- [Work instructions]:
Make an exact transcription of the material, leaving out all images.

- [Materials provided]:
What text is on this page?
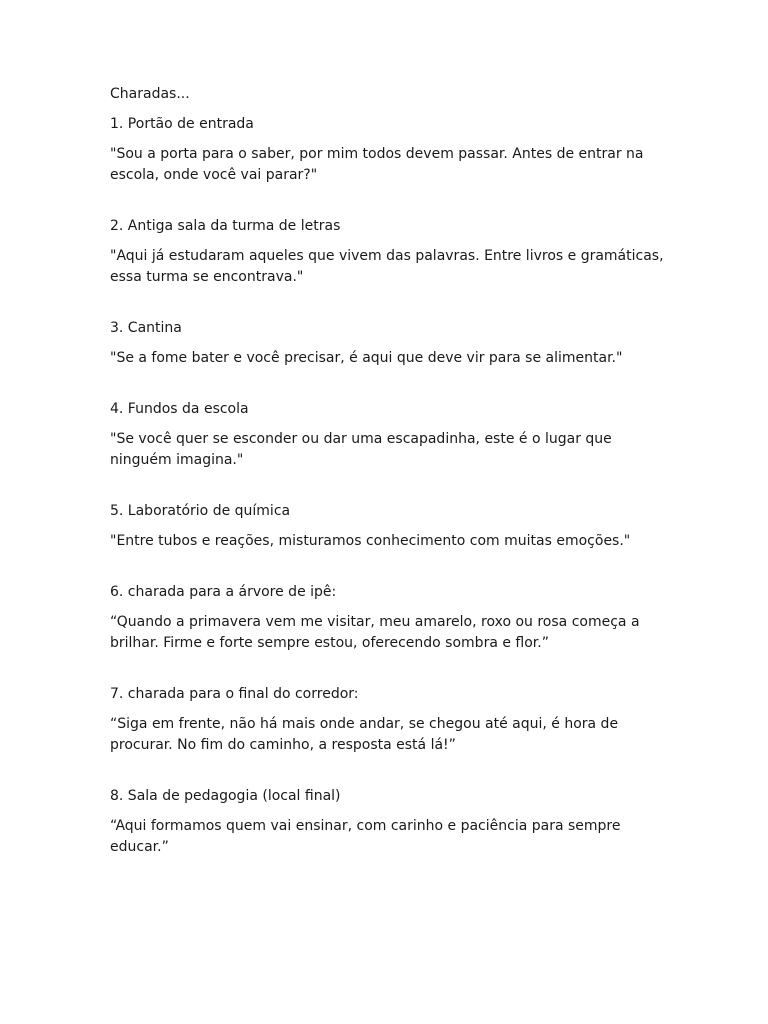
Charadas...

1. Portão de entrada

"Sou a porta para o saber, por mim todos devem passar. Antes de entrar na escola, onde você vai parar?"

2. Antiga sala da turma de letras

"Aqui já estudaram aqueles que vivem das palavras. Entre livros e gramáticas, essa turma se encontrava."

3. Cantina

"Se a fome bater e você precisar, é aqui que deve vir para se alimentar."

4. Fundos da escola

"Se você quer se esconder ou dar uma escapadinha, este é o lugar que ninguém imagina."

5. Laboratório de química

"Entre tubos e reações, misturamos conhecimento com muitas emoções."

6. charada para a árvore de ipê:

“Quando a primavera vem me visitar, meu amarelo, roxo ou rosa começa a brilhar. Firme e forte sempre estou, oferecendo sombra e flor.”

7. charada para o final do corredor:

“Siga em frente, não há mais onde andar, se chegou até aqui, é hora de procurar. No fim do caminho, a resposta está lá!”

8. Sala de pedagogia (local final)

“Aqui formamos quem vai ensinar, com carinho e paciência para sempre educar.”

- [Exercise solution]:
What text is on this page?
Charadas...

1. Portão de entrada

"Sou a porta para o saber, por mim todos devem passar. Antes de entrar na escola, onde você vai parar?"

2. Antiga sala da turma de letras

"Aqui já estudaram aqueles que vivem das palavras. Entre livros e gramáticas, essa turma se encontrava."

3. Cantina

"Se a fome bater e você precisar, é aqui que deve vir para se alimentar."

4. Fundos da escola

"Se você quer se esconder ou dar uma escapadinha, este é o lugar que ninguém imagina."

5. Laboratório de química

"Entre tubos e reações, misturamos conhecimento com muitas emoções."

6. charada para a árvore de ipê:

“Quando a primavera vem me visitar, meu amarelo, roxo ou rosa começa a brilhar. Firme e forte sempre estou, oferecendo sombra e flor.”

7. charada para o final do corredor:

“Siga em frente, não há mais onde andar, se chegou até aqui, é hora de procurar. No fim do caminho, a resposta está lá!”

8. Sala de pedagogia (local final)

“Aqui formamos quem vai ensinar, com carinho e paciência para sempre educar.”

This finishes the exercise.